■ THE REQUEST
Below is a set of records. Repeat all of them exactly.

■ AVAILABLE RECORDS
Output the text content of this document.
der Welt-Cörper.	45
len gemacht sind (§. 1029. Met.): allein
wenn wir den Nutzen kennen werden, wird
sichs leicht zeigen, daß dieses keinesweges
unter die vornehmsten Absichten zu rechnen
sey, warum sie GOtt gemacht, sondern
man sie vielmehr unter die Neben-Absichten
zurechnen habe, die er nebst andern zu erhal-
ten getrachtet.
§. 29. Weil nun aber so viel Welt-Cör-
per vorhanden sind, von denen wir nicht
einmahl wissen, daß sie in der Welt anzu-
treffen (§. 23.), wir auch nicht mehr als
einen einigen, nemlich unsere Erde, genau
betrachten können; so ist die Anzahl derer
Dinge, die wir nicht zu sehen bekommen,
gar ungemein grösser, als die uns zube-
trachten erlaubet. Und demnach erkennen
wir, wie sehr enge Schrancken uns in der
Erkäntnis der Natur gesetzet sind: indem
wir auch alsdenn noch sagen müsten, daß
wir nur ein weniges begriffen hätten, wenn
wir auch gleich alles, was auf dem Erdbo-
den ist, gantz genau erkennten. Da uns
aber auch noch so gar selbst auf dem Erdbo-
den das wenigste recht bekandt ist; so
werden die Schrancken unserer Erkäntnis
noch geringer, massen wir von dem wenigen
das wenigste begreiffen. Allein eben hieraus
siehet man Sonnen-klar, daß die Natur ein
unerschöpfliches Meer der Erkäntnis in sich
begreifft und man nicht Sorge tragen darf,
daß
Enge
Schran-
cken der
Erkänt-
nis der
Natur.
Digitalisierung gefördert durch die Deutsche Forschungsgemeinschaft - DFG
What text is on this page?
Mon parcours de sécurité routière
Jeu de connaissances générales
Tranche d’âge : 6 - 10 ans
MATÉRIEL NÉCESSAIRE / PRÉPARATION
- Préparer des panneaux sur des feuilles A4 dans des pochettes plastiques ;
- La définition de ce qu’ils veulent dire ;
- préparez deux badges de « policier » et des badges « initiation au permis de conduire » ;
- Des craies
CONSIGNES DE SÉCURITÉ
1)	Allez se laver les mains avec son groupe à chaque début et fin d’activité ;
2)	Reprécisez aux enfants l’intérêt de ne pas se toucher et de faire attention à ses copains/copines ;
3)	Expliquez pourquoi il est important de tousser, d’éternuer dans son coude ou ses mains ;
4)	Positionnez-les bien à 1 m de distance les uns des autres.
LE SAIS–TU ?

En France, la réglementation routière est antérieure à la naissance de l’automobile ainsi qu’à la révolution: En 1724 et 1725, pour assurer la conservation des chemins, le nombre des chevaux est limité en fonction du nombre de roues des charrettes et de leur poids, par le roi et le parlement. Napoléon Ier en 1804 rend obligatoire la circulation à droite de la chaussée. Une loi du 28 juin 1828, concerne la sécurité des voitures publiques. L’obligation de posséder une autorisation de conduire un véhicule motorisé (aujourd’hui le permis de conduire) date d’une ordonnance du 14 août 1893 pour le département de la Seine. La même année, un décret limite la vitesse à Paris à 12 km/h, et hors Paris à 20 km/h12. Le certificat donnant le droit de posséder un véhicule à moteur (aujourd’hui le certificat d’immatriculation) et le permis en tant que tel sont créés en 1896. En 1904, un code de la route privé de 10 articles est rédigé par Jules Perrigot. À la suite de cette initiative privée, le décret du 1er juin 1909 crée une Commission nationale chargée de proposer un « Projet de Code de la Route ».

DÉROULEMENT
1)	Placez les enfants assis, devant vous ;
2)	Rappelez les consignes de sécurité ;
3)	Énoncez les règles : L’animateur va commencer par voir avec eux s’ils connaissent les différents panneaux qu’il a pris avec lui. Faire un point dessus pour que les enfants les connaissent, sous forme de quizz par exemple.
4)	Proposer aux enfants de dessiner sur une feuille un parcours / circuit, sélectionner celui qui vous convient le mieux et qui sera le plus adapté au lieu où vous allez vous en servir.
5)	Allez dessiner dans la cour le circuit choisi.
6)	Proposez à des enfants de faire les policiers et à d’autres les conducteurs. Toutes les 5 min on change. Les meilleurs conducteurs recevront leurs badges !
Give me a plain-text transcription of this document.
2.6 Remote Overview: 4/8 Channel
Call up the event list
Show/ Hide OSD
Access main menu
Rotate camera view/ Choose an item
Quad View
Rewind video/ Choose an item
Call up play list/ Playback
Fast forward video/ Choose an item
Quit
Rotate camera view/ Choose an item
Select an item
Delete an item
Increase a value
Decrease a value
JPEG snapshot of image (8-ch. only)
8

■ REPLY TO THE TASK
Output the text content of this document.
der Welt-Cörper.	45
len gemacht sind (§. 1029. Met.): allein
wenn wir den Nutzen kennen werden, wird
sichs leicht zeigen, daß dieses keinesweges
unter die vornehmsten Absichten zu rechnen
sey, warum sie GOtt gemacht, sondern
man sie vielmehr unter die Neben-Absichten
zurechnen habe, die er nebst andern zu erhal-
ten getrachtet.
§. 29. Weil nun aber so viel Welt-Cör-
per vorhanden sind, von denen wir nicht
einmahl wissen, daß sie in der Welt anzu-
treffen (§. 23.), wir auch nicht mehr als
einen einigen, nemlich unsere Erde, genau
betrachten können; so ist die Anzahl derer
Dinge, die wir nicht zu sehen bekommen,
gar ungemein grösser, als die uns zube-
trachten erlaubet. Und demnach erkennen
wir, wie sehr enge Schrancken uns in der
Erkäntnis der Natur gesetzet sind: indem
wir auch alsdenn noch sagen müsten, daß
wir nur ein weniges begriffen hätten, wenn
wir auch gleich alles, was auf dem Erdbo-
den ist, gantz genau erkennten. Da uns
aber auch noch so gar selbst auf dem Erdbo-
den das wenigste recht bekandt ist; so
werden die Schrancken unserer Erkäntnis
noch geringer, massen wir von dem wenigen
das wenigste begreiffen. Allein eben hieraus
siehet man Sonnen-klar, daß die Natur ein
unerschöpfliches Meer der Erkäntnis in sich
begreifft und man nicht Sorge tragen darf,
daß
Enge
Schran-
cken der
Erkänt-
nis der
Natur.
Digitalisierung gefördert durch die Deutsche Forschungsgemeinschaft - DFG
What text is on this page?
Mon parcours de sécurité routière
Jeu de connaissances générales
Tranche d’âge : 6 - 10 ans
MATÉRIEL NÉCESSAIRE / PRÉPARATION
- Préparer des panneaux sur des feuilles A4 dans des pochettes plastiques ;
- La définition de ce qu’ils veulent dire ;
- préparez deux badges de « policier » et des badges « initiation au permis de conduire » ;
- Des craies
CONSIGNES DE SÉCURITÉ
1)	Allez se laver les mains avec son groupe à chaque début et fin d’activité ;
2)	Reprécisez aux enfants l’intérêt de ne pas se toucher et de faire attention à ses copains/copines ;
3)	Expliquez pourquoi il est important de tousser, d’éternuer dans son coude ou ses mains ;
4)	Positionnez-les bien à 1 m de distance les uns des autres.
LE SAIS–TU ?

En France, la réglementation routière est antérieure à la naissance de l’automobile ainsi qu’à la révolution: En 1724 et 1725, pour assurer la conservation des chemins, le nombre des chevaux est limité en fonction du nombre de roues des charrettes et de leur poids, par le roi et le parlement. Napoléon Ier en 1804 rend obligatoire la circulation à droite de la chaussée. Une loi du 28 juin 1828, concerne la sécurité des voitures publiques. L’obligation de posséder une autorisation de conduire un véhicule motorisé (aujourd’hui le permis de conduire) date d’une ordonnance du 14 août 1893 pour le département de la Seine. La même année, un décret limite la vitesse à Paris à 12 km/h, et hors Paris à 20 km/h12. Le certificat donnant le droit de posséder un véhicule à moteur (aujourd’hui le certificat d’immatriculation) et le permis en tant que tel sont créés en 1896. En 1904, un code de la route privé de 10 articles est rédigé par Jules Perrigot. À la suite de cette initiative privée, le décret du 1er juin 1909 crée une Commission nationale chargée de proposer un « Projet de Code de la Route ».

DÉROULEMENT
1)	Placez les enfants assis, devant vous ;
2)	Rappelez les consignes de sécurité ;
3)	Énoncez les règles : L’animateur va commencer par voir avec eux s’ils connaissent les différents panneaux qu’il a pris avec lui. Faire un point dessus pour que les enfants les connaissent, sous forme de quizz par exemple.
4)	Proposer aux enfants de dessiner sur une feuille un parcours / circuit, sélectionner celui qui vous convient le mieux et qui sera le plus adapté au lieu où vous allez vous en servir.
5)	Allez dessiner dans la cour le circuit choisi.
6)	Proposez à des enfants de faire les policiers et à d’autres les conducteurs. Toutes les 5 min on change. Les meilleurs conducteurs recevront leurs badges !
Give me a plain-text transcription of this document.
2.6 Remote Overview: 4/8 Channel
Call up the event list
Show/ Hide OSD
Access main menu
Rotate camera view/ Choose an item
Quad View
Rewind video/ Choose an item
Call up play list/ Playback
Fast forward video/ Choose an item
Quit
Rotate camera view/ Choose an item
Select an item
Delete an item
Increase a value
Decrease a value
JPEG snapshot of image (8-ch. only)
8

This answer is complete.